# [Ваше задание]
Кем был Борис Михайлович Козмин, согласно тексту о Михайловском?

# [Текст для чтения]
--------------------------------

Доброхоты (участвовавшие в помощи парковикам и лесникам Заповедника и ранее) разбивают подчас свои лагеря уже рядом с сердцем Сердца — усадьбой Михайловское! Костры (которые мы с ребятами Марка Баринова в 1980-х, разглядев с вёсельной шлюпки, гасили) жгут уже без зазрения совести — на берегах озера Кучане. НЕТ ХОЗЯИНА. НЕКОМУ ВОЗМУЩАТЬСЯ...
Вас не удивит, если политэконом из Минска, бывший «комсомольский» мальчик, а ныне — шибко верующий по моде дня, отдаст бразды правления людям и вовсе духовно чуждым Пушкину, а сам, благополучно обогативший свою семью, исчезнет, аки Хлестаков?
Только Хлестаков у Гоголя был беден. И куда честнее Василевича...
Девушки музеев, жаловавшиеся мне на его поведение перед юбилеем Александра Сергеевича, все взяли свои слова назад после юбилея. Они поняли: Гоша нужен заправилам бизнеса. С ним стало невыгодно ссориться. (Я — уеду в Москву. А им тут жить и служить!).
Лишь переживший клиническую смерть Борис Михайлович Козмин (хранитель Петровского) пытался ещё противостоять волюнтаризму.
(Скажу однако: сильнее кошки зверя… есть! В настоящее время уже Василевич ангелом кажется многим. Он даже пытается восставать против уж слишком оголтелого рестораностроительства на святой земле. Но его никто не слушает. Его использовали — больше он не нужен...)
Дружба с власти предержащей верхушкой, вась-вась — и премия готова; проплаченная журналистика осыпала Василевича конфетным фунтиком лживой похвалы к юбилею поэта — в конце 1990-х годов.
…А я не забуду, как ночью, звёздной ночью, когда летняя Галактика придавливает тебя к Земле ощущением беззащитности человека перед Космосом, Козмины в ганнибаловом Петровском демонстрировали мне трагический любительский видеофильм — фильм о том, что творилось накануне торжеств в казнимом парке Тани Лариной — парке Тригорского! Выдрали подрост — стали валиться старые деревья (иные ленинградцы падали в обморок при виде последствий варварства). Сколь пострадала природа... Святыня Семёна!
Парк утратил ореол романтического приюта муз.
А «парком Вындомского», парком регулярным так и не стал. Скучно в нём стало. И лысо как-то...
Исчезли даже изумрудные лягушки — царевны-лягушки, реликтовые, внесённые в Красную книгу. Ушли искать, видно, Ивана-царевича.
Люди! Будьте бдительны!
И поторопитесь привезти своих детей в Михайловское! Пусть и ребёнок ещё увидит эту веранду, эту надпись на скромной каменной пластинке: «Здесь... жил Семён Степанович...»
И чадо, бросив велосипед, удивлённо спросит:
— Мама! А что эти самовары и колокола означают? А почему здесь не музей, а квартира? Это квартира волшебника, да, мама?..

--------------------------------

# [Исходные данные]
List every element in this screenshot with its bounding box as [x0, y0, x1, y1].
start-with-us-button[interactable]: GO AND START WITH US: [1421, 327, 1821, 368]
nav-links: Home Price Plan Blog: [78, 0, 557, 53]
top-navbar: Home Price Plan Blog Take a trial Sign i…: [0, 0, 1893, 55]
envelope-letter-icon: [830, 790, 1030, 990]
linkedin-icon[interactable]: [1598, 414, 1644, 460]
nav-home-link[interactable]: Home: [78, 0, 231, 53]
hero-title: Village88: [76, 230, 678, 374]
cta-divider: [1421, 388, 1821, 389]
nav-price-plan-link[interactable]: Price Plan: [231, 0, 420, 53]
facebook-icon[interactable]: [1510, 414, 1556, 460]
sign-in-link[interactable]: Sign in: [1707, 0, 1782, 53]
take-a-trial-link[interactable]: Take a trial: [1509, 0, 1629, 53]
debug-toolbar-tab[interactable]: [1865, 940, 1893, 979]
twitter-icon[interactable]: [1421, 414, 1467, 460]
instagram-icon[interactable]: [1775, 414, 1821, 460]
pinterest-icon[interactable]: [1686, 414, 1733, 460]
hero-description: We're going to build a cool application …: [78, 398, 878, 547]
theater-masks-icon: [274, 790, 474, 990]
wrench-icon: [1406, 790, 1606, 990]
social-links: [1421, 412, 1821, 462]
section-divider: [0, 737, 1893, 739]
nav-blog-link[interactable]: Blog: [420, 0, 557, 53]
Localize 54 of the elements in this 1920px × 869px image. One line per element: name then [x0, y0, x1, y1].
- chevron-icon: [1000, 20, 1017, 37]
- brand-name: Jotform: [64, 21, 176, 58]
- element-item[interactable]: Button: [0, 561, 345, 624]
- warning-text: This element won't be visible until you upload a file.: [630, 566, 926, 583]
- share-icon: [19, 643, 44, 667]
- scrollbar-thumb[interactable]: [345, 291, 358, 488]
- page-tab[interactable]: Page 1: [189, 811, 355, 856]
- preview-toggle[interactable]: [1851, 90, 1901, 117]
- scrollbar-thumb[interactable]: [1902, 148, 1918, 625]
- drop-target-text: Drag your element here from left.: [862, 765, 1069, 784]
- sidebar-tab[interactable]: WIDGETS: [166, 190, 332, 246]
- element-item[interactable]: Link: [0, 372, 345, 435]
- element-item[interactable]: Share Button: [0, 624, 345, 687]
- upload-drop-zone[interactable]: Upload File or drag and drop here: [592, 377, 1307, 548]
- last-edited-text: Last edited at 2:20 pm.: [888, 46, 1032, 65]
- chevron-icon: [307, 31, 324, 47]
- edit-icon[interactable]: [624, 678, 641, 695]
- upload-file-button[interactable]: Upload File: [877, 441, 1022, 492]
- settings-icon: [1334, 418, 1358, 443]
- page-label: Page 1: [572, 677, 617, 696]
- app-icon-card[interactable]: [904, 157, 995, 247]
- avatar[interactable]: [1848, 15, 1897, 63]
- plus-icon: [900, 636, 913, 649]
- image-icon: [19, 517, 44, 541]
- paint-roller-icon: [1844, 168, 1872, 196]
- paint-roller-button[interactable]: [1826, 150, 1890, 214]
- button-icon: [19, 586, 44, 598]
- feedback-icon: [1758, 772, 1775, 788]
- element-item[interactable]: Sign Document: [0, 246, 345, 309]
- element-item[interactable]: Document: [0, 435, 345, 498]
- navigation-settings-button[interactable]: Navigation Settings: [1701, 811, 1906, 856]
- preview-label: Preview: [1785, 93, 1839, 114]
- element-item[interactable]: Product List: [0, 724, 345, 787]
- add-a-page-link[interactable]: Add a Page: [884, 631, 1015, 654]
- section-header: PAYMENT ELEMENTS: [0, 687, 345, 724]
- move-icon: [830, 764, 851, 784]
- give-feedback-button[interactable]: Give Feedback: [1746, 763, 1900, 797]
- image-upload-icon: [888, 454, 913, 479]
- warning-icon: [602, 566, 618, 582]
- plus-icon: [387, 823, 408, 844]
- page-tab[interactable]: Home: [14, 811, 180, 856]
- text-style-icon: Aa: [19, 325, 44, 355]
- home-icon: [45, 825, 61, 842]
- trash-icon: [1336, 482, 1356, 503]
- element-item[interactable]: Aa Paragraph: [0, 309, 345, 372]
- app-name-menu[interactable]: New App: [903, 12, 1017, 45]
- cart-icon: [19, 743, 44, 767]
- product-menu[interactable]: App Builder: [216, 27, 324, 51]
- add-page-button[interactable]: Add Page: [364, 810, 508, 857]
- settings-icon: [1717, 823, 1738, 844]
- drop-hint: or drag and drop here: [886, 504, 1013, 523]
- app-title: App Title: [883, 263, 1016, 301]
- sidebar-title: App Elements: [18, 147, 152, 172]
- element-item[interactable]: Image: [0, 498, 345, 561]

--------------------------------

# [Решение задания]
Хранителем Петровского.